WHAT YOU ARE ASKED TO DO
Look at the entries below and reproduce them exactly.

Dataset records:
┄┄┄┄┄┄
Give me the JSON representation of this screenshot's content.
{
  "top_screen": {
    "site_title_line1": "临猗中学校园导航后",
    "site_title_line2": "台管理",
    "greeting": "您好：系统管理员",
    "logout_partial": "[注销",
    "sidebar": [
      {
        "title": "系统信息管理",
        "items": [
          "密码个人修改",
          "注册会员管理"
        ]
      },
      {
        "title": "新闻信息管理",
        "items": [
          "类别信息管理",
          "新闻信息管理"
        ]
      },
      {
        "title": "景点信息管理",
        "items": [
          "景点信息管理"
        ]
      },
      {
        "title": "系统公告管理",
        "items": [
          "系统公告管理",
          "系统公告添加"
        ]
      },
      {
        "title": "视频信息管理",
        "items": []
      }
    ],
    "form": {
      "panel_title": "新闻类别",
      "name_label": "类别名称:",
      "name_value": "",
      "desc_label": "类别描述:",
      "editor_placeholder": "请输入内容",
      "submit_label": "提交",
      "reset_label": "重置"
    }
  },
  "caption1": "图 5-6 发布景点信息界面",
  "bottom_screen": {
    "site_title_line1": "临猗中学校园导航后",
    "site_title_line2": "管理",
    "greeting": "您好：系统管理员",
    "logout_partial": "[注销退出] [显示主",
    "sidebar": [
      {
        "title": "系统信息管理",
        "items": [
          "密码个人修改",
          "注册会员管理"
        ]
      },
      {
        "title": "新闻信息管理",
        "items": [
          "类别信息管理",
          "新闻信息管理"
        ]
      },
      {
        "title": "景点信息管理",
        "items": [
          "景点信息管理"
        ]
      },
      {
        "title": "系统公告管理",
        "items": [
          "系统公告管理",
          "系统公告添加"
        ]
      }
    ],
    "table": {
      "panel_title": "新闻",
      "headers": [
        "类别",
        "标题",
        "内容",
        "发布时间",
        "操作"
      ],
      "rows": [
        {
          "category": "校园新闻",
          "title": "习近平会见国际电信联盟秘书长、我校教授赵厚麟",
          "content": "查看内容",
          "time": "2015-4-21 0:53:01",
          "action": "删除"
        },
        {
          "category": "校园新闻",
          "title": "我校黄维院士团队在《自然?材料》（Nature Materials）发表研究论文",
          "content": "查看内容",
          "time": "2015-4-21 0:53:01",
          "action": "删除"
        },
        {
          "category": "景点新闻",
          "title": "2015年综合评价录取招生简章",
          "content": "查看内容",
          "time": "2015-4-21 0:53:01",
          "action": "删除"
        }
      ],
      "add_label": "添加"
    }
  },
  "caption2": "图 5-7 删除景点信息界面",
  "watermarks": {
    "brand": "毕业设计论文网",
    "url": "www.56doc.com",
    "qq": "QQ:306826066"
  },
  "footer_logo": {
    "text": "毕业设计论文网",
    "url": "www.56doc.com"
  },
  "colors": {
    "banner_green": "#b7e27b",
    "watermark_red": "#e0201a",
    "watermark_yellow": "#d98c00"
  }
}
┄┄┄┄┄┄
EXPECTED OUTPUT
Give me the JSON representation of this screenshot's content.
{
  "top_screen": {
    "site_title_line1": "临猗中学校园导航后",
    "site_title_line2": "台管理",
    "greeting": "您好：系统管理员",
    "logout_partial": "[注销",
    "sidebar": [
      {
        "title": "系统信息管理",
        "items": [
          "密码个人修改",
          "注册会员管理"
        ]
      },
      {
        "title": "新闻信息管理",
        "items": [
          "类别信息管理",
          "新闻信息管理"
        ]
      },
      {
        "title": "景点信息管理",
        "items": [
          "景点信息管理"
        ]
      },
      {
        "title": "系统公告管理",
        "items": [
          "系统公告管理",
          "系统公告添加"
        ]
      },
      {
        "title": "视频信息管理",
        "items": []
      }
    ],
    "form": {
      "panel_title": "新闻类别",
      "name_label": "类别名称:",
      "name_value": "",
      "desc_label": "类别描述:",
      "editor_placeholder": "请输入内容",
      "submit_label": "提交",
      "reset_label": "重置"
    }
  },
  "caption1": "图 5-6 发布景点信息界面",
  "bottom_screen": {
    "site_title_line1": "临猗中学校园导航后",
    "site_title_line2": "管理",
    "greeting": "您好：系统管理员",
    "logout_partial": "[注销退出] [显示主",
    "sidebar": [
      {
        "title": "系统信息管理",
        "items": [
          "密码个人修改",
          "注册会员管理"
        ]
      },
      {
        "title": "新闻信息管理",
        "items": [
          "类别信息管理",
          "新闻信息管理"
        ]
      },
      {
        "title": "景点信息管理",
        "items": [
          "景点信息管理"
        ]
      },
      {
        "title": "系统公告管理",
        "items": [
          "系统公告管理",
          "系统公告添加"
        ]
      }
    ],
    "table": {
      "panel_title": "新闻",
      "headers": [
        "类别",
        "标题",
        "内容",
        "发布时间",
        "操作"
      ],
      "rows": [
        {
          "category": "校园新闻",
          "title": "习近平会见国际电信联盟秘书长、我校教授赵厚麟",
          "content": "查看内容",
          "time": "2015-4-21 0:53:01",
          "action": "删除"
        },
        {
          "category": "校园新闻",
          "title": "我校黄维院士团队在《自然?材料》（Nature Materials）发表研究论文",
          "content": "查看内容",
          "time": "2015-4-21 0:53:01",
          "action": "删除"
        },
        {
          "category": "景点新闻",
          "title": "2015年综合评价录取招生简章",
          "content": "查看内容",
          "time": "2015-4-21 0:53:01",
          "action": "删除"
        }
      ],
      "add_label": "添加"
    }
  },
  "caption2": "图 5-7 删除景点信息界面",
  "watermarks": {
    "brand": "毕业设计论文网",
    "url": "www.56doc.com",
    "qq": "QQ:306826066"
  },
  "footer_logo": {
    "text": "毕业设计论文网",
    "url": "www.56doc.com"
  },
  "colors": {
    "banner_green": "#b7e27b",
    "watermark_red": "#e0201a",
    "watermark_yellow": "#d98c00"
  }
}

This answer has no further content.